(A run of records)
::::::::

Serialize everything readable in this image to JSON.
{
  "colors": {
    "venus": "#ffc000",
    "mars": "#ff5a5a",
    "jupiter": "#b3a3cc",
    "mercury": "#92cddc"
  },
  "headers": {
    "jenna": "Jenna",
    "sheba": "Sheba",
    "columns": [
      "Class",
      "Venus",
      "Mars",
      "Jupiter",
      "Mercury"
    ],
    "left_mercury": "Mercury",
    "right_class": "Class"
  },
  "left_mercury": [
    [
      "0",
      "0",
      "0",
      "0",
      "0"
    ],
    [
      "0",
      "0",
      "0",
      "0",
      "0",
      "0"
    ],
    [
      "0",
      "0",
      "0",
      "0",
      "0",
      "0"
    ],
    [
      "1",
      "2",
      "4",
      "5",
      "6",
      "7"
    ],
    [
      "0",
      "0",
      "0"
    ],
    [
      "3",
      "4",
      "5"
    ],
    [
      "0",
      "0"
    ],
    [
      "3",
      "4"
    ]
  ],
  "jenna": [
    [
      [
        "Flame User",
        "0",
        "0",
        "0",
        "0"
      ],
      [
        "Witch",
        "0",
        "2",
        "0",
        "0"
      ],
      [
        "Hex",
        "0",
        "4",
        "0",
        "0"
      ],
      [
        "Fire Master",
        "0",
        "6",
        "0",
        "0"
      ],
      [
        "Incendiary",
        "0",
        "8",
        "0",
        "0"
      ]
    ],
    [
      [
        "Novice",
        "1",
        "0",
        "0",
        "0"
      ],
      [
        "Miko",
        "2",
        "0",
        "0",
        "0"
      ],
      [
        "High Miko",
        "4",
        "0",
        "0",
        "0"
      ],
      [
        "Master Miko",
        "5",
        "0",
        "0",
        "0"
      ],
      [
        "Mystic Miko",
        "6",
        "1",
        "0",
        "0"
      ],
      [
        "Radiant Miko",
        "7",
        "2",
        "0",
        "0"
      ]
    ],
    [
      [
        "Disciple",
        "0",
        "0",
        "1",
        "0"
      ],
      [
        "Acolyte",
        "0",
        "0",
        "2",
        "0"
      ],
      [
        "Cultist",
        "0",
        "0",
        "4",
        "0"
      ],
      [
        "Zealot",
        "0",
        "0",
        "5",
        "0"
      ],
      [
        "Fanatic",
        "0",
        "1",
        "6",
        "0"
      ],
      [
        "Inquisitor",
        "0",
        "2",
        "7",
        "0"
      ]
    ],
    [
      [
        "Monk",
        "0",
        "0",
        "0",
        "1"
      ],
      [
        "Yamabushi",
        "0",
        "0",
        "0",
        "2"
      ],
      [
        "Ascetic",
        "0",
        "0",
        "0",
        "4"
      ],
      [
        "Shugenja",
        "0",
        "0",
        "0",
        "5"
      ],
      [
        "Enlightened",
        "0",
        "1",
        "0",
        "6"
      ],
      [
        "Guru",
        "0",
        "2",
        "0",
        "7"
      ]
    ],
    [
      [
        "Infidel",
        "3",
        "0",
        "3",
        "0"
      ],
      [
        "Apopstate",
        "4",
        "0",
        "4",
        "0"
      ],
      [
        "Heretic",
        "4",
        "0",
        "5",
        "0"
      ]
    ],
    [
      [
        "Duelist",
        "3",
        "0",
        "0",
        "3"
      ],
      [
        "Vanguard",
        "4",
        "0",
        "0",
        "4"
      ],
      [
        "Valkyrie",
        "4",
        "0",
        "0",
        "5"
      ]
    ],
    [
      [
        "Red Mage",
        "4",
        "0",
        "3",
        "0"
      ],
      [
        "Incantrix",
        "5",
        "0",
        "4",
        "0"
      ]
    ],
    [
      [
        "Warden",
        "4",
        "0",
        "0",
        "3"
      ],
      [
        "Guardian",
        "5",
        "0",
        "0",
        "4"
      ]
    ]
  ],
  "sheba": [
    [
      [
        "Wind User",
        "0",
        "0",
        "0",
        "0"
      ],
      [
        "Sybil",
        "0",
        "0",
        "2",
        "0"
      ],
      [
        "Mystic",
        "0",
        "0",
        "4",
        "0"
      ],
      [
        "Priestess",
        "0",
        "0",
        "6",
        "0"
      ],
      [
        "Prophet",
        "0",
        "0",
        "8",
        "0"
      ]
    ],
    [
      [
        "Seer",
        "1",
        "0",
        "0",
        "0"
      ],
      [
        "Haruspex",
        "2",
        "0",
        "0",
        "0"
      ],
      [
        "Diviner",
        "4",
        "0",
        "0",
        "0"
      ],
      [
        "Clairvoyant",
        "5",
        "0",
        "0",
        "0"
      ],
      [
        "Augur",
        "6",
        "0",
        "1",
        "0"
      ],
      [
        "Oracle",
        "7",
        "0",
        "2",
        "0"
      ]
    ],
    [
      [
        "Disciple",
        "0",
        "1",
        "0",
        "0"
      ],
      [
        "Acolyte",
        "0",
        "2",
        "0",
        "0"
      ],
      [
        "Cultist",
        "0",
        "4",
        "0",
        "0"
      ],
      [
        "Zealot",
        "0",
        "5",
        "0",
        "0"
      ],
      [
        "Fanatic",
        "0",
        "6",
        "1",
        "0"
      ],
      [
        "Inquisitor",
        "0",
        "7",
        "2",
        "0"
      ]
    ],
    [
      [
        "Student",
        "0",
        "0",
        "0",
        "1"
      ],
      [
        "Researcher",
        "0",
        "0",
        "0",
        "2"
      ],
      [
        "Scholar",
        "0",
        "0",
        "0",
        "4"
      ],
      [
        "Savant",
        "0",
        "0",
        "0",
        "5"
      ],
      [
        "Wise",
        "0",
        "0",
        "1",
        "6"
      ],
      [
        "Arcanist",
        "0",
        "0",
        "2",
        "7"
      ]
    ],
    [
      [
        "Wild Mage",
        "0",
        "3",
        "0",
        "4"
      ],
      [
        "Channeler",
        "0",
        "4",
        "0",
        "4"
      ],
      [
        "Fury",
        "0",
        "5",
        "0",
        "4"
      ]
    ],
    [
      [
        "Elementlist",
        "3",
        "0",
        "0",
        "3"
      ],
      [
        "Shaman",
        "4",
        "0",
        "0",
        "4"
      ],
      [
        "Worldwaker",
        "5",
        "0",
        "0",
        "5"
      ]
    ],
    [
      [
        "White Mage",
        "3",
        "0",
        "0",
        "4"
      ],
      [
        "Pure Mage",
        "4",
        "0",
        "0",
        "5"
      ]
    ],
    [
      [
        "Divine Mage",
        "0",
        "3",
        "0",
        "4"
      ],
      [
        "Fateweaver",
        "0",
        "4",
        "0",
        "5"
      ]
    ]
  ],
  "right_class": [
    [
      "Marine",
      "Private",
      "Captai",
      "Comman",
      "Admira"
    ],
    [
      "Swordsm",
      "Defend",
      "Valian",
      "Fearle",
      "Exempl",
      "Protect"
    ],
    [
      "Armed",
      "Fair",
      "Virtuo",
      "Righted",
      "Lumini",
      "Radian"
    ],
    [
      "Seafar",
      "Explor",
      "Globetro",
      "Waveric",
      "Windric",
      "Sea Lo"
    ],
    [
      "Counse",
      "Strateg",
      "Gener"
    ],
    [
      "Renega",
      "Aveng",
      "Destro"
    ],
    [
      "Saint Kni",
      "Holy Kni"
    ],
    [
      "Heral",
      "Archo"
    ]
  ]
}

::::::::

**Written instruction**
Take the lines above and print them exactly.

**Result below**
Serialize everything readable in this image to JSON.
{
  "colors": {
    "venus": "#ffc000",
    "mars": "#ff5a5a",
    "jupiter": "#b3a3cc",
    "mercury": "#92cddc"
  },
  "headers": {
    "jenna": "Jenna",
    "sheba": "Sheba",
    "columns": [
      "Class",
      "Venus",
      "Mars",
      "Jupiter",
      "Mercury"
    ],
    "left_mercury": "Mercury",
    "right_class": "Class"
  },
  "left_mercury": [
    [
      "0",
      "0",
      "0",
      "0",
      "0"
    ],
    [
      "0",
      "0",
      "0",
      "0",
      "0",
      "0"
    ],
    [
      "0",
      "0",
      "0",
      "0",
      "0",
      "0"
    ],
    [
      "1",
      "2",
      "4",
      "5",
      "6",
      "7"
    ],
    [
      "0",
      "0",
      "0"
    ],
    [
      "3",
      "4",
      "5"
    ],
    [
      "0",
      "0"
    ],
    [
      "3",
      "4"
    ]
  ],
  "jenna": [
    [
      [
        "Flame User",
        "0",
        "0",
        "0",
        "0"
      ],
      [
        "Witch",
        "0",
        "2",
        "0",
        "0"
      ],
      [
        "Hex",
        "0",
        "4",
        "0",
        "0"
      ],
      [
        "Fire Master",
        "0",
        "6",
        "0",
        "0"
      ],
      [
        "Incendiary",
        "0",
        "8",
        "0",
        "0"
      ]
    ],
    [
      [
        "Novice",
        "1",
        "0",
        "0",
        "0"
      ],
      [
        "Miko",
        "2",
        "0",
        "0",
        "0"
      ],
      [
        "High Miko",
        "4",
        "0",
        "0",
        "0"
      ],
      [
        "Master Miko",
        "5",
        "0",
        "0",
        "0"
      ],
      [
        "Mystic Miko",
        "6",
        "1",
        "0",
        "0"
      ],
      [
        "Radiant Miko",
        "7",
        "2",
        "0",
        "0"
      ]
    ],
    [
      [
        "Disciple",
        "0",
        "0",
        "1",
        "0"
      ],
      [
        "Acolyte",
        "0",
        "0",
        "2",
        "0"
      ],
      [
        "Cultist",
        "0",
        "0",
        "4",
        "0"
      ],
      [
        "Zealot",
        "0",
        "0",
        "5",
        "0"
      ],
      [
        "Fanatic",
        "0",
        "1",
        "6",
        "0"
      ],
      [
        "Inquisitor",
        "0",
        "2",
        "7",
        "0"
      ]
    ],
    [
      [
        "Monk",
        "0",
        "0",
        "0",
        "1"
      ],
      [
        "Yamabushi",
        "0",
        "0",
        "0",
        "2"
      ],
      [
        "Ascetic",
        "0",
        "0",
        "0",
        "4"
      ],
      [
        "Shugenja",
        "0",
        "0",
        "0",
        "5"
      ],
      [
        "Enlightened",
        "0",
        "1",
        "0",
        "6"
      ],
      [
        "Guru",
        "0",
        "2",
        "0",
        "7"
      ]
    ],
    [
      [
        "Infidel",
        "3",
        "0",
        "3",
        "0"
      ],
      [
        "Apopstate",
        "4",
        "0",
        "4",
        "0"
      ],
      [
        "Heretic",
        "4",
        "0",
        "5",
        "0"
      ]
    ],
    [
      [
        "Duelist",
        "3",
        "0",
        "0",
        "3"
      ],
      [
        "Vanguard",
        "4",
        "0",
        "0",
        "4"
      ],
      [
        "Valkyrie",
        "4",
        "0",
        "0",
        "5"
      ]
    ],
    [
      [
        "Red Mage",
        "4",
        "0",
        "3",
        "0"
      ],
      [
        "Incantrix",
        "5",
        "0",
        "4",
        "0"
      ]
    ],
    [
      [
        "Warden",
        "4",
        "0",
        "0",
        "3"
      ],
      [
        "Guardian",
        "5",
        "0",
        "0",
        "4"
      ]
    ]
  ],
  "sheba": [
    [
      [
        "Wind User",
        "0",
        "0",
        "0",
        "0"
      ],
      [
        "Sybil",
        "0",
        "0",
        "2",
        "0"
      ],
      [
        "Mystic",
        "0",
        "0",
        "4",
        "0"
      ],
      [
        "Priestess",
        "0",
        "0",
        "6",
        "0"
      ],
      [
        "Prophet",
        "0",
        "0",
        "8",
        "0"
      ]
    ],
    [
      [
        "Seer",
        "1",
        "0",
        "0",
        "0"
      ],
      [
        "Haruspex",
        "2",
        "0",
        "0",
        "0"
      ],
      [
        "Diviner",
        "4",
        "0",
        "0",
        "0"
      ],
      [
        "Clairvoyant",
        "5",
        "0",
        "0",
        "0"
      ],
      [
        "Augur",
        "6",
        "0",
        "1",
        "0"
      ],
      [
        "Oracle",
        "7",
        "0",
        "2",
        "0"
      ]
    ],
    [
      [
        "Disciple",
        "0",
        "1",
        "0",
        "0"
      ],
      [
        "Acolyte",
        "0",
        "2",
        "0",
        "0"
      ],
      [
        "Cultist",
        "0",
        "4",
        "0",
        "0"
      ],
      [
        "Zealot",
        "0",
        "5",
        "0",
        "0"
      ],
      [
        "Fanatic",
        "0",
        "6",
        "1",
        "0"
      ],
      [
        "Inquisitor",
        "0",
        "7",
        "2",
        "0"
      ]
    ],
    [
      [
        "Student",
        "0",
        "0",
        "0",
        "1"
      ],
      [
        "Researcher",
        "0",
        "0",
        "0",
        "2"
      ],
      [
        "Scholar",
        "0",
        "0",
        "0",
        "4"
      ],
      [
        "Savant",
        "0",
        "0",
        "0",
        "5"
      ],
      [
        "Wise",
        "0",
        "0",
        "1",
        "6"
      ],
      [
        "Arcanist",
        "0",
        "0",
        "2",
        "7"
      ]
    ],
    [
      [
        "Wild Mage",
        "0",
        "3",
        "0",
        "4"
      ],
      [
        "Channeler",
        "0",
        "4",
        "0",
        "4"
      ],
      [
        "Fury",
        "0",
        "5",
        "0",
        "4"
      ]
    ],
    [
      [
        "Elementlist",
        "3",
        "0",
        "0",
        "3"
      ],
      [
        "Shaman",
        "4",
        "0",
        "0",
        "4"
      ],
      [
        "Worldwaker",
        "5",
        "0",
        "0",
        "5"
      ]
    ],
    [
      [
        "White Mage",
        "3",
        "0",
        "0",
        "4"
      ],
      [
        "Pure Mage",
        "4",
        "0",
        "0",
        "5"
      ]
    ],
    [
      [
        "Divine Mage",
        "0",
        "3",
        "0",
        "4"
      ],
      [
        "Fateweaver",
        "0",
        "4",
        "0",
        "5"
      ]
    ]
  ],
  "right_class": [
    [
      "Marine",
      "Private",
      "Captai",
      "Comman",
      "Admira"
    ],
    [
      "Swordsm",
      "Defend",
      "Valian",
      "Fearle",
      "Exempl",
      "Protect"
    ],
    [
      "Armed",
      "Fair",
      "Virtuo",
      "Righted",
      "Lumini",
      "Radian"
    ],
    [
      "Seafar",
      "Explor",
      "Globetro",
      "Waveric",
      "Windric",
      "Sea Lo"
    ],
    [
      "Counse",
      "Strateg",
      "Gener"
    ],
    [
      "Renega",
      "Aveng",
      "Destro"
    ],
    [
      "Saint Kni",
      "Holy Kni"
    ],
    [
      "Heral",
      "Archo"
    ]
  ]
}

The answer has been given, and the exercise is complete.